EXERCISE DIRECTIONS: Determine how many lines include "рилизинг". Give the number and nothing else.

--- START OF RECORDS SHOWN ---

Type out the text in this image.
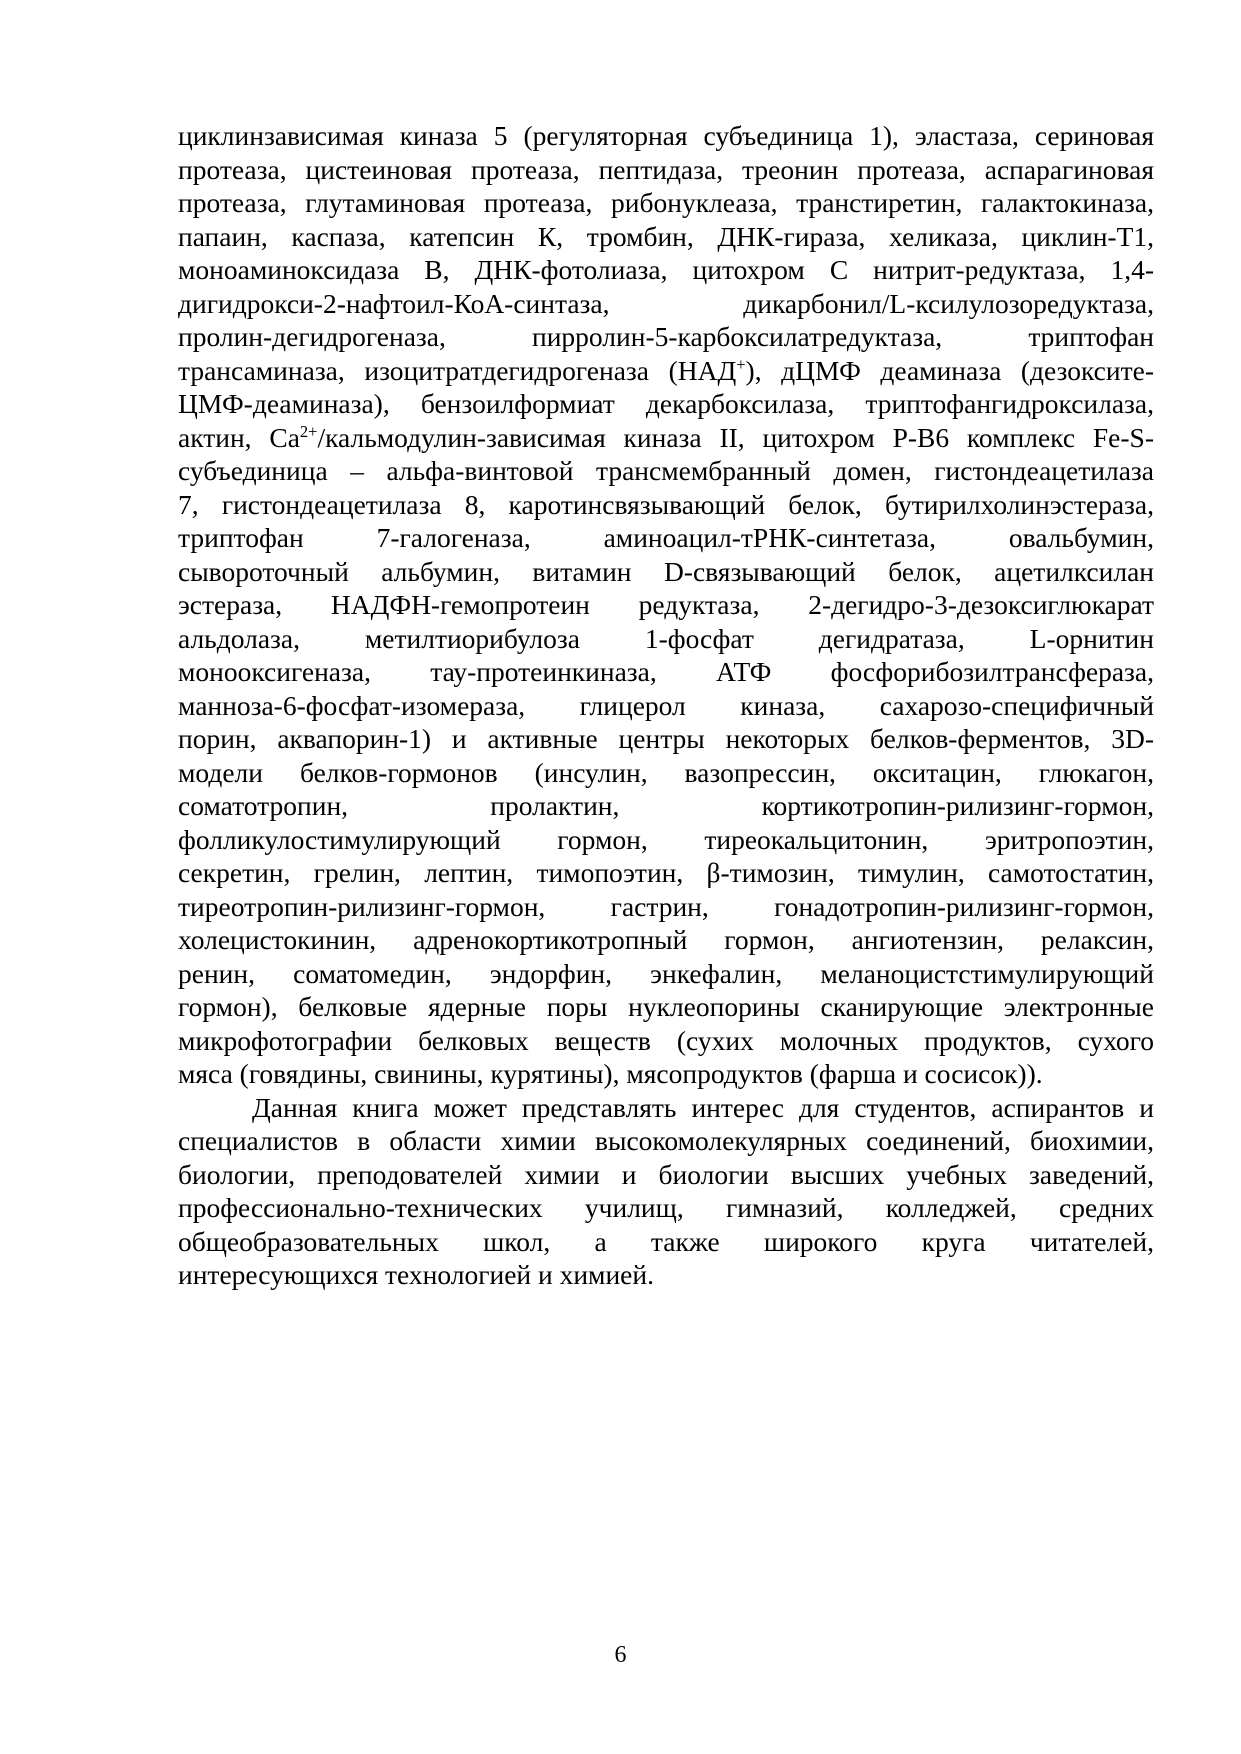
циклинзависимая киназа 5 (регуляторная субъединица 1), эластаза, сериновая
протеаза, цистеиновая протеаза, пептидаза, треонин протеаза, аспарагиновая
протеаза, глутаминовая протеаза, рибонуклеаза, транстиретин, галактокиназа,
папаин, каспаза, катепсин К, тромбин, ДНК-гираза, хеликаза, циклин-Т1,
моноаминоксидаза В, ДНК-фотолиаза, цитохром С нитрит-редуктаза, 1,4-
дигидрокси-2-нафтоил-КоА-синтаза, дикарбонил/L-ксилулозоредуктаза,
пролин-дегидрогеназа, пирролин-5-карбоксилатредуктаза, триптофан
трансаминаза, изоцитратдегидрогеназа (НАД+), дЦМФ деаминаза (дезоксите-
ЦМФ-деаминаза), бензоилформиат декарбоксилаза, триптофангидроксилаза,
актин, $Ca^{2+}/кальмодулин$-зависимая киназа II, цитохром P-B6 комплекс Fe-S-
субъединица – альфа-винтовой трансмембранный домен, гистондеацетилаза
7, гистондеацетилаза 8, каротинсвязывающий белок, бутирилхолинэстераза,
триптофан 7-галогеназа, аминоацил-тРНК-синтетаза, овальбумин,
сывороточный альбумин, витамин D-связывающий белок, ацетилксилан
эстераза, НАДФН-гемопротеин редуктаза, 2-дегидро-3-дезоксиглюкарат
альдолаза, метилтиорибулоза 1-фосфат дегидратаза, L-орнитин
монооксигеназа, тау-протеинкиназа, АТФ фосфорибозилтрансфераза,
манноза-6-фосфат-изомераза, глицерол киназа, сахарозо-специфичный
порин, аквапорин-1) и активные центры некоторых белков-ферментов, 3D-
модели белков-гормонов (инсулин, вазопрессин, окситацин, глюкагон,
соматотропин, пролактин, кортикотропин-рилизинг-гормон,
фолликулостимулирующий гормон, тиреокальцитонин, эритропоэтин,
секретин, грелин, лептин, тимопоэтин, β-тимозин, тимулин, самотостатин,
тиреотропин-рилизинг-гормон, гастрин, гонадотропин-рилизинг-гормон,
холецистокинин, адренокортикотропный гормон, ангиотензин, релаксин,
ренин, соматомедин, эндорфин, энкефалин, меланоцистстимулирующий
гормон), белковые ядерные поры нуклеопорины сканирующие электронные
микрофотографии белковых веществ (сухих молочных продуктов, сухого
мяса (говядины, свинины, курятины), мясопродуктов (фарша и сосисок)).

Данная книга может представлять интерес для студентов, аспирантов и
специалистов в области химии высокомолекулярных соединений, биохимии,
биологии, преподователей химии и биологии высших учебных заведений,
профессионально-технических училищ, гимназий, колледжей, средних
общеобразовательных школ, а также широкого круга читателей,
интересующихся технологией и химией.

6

--- END OF RECORDS SHOWN ---

SOLUTION: 2